## THE PROBLEM
Keep only the lines that hold the string "like", filtering out the rest of the entries below.

————

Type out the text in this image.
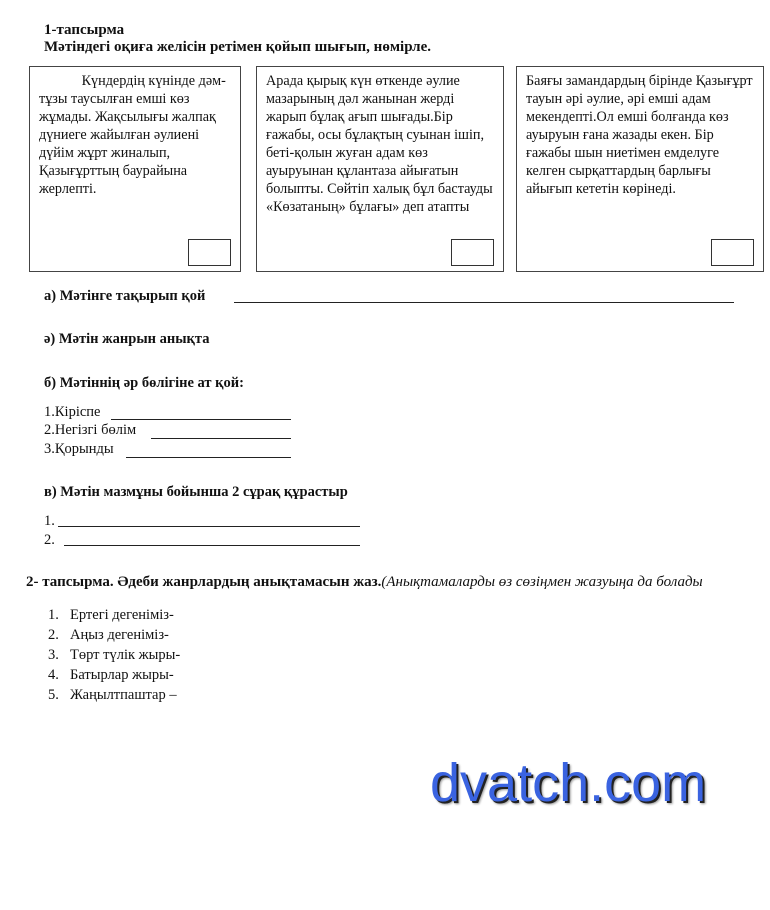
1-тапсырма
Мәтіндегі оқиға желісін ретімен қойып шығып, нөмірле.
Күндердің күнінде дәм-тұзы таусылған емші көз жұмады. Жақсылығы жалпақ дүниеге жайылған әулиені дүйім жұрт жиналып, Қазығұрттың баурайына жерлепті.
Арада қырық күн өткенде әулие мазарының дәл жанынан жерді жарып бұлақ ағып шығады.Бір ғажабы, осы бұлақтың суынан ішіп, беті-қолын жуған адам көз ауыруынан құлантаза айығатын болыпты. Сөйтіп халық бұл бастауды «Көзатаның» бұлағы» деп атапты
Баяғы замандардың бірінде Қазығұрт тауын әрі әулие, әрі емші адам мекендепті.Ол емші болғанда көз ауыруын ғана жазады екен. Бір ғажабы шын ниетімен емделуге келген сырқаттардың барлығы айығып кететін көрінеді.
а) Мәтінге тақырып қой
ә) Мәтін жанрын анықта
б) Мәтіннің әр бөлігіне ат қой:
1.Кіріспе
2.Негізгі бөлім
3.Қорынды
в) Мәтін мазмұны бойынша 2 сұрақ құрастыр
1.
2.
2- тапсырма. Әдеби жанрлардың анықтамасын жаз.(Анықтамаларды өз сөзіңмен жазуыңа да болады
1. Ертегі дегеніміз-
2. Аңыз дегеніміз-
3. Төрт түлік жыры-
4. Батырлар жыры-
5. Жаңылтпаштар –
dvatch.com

————

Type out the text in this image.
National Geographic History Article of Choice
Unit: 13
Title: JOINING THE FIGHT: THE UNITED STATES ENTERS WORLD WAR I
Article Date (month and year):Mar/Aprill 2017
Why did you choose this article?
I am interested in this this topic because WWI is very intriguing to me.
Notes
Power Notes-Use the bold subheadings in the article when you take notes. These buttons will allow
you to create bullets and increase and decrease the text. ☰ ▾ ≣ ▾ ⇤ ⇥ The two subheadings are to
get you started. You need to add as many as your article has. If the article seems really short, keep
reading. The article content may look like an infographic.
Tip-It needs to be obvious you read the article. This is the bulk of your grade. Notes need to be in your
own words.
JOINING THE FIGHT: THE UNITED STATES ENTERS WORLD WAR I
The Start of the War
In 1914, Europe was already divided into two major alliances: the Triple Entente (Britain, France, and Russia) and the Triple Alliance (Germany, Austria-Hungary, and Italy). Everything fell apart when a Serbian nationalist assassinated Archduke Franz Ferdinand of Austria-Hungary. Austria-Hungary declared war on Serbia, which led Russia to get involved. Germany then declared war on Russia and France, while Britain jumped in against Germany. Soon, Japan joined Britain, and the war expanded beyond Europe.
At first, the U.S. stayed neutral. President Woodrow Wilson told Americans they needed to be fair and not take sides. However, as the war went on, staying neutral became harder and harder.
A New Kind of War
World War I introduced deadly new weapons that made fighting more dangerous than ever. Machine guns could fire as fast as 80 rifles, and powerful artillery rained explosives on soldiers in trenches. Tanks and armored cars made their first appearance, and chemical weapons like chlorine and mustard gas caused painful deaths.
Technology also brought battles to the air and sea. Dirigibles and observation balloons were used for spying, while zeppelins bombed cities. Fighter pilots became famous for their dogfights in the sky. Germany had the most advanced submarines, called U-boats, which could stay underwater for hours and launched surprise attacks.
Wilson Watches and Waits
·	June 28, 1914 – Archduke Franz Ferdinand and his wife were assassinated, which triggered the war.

————

## RESULT BELOW
reading. The article content may look like an infographic.
World War I introduced deadly new weapons that made fighting more dangerous than ever. Machine guns could fire as fast as 80 rifles, and powerful artillery rained explosives on soldiers in trenches. Tanks and armored cars made their first appearance, and chemical weapons like chlorine and mustard gas caused painful deaths.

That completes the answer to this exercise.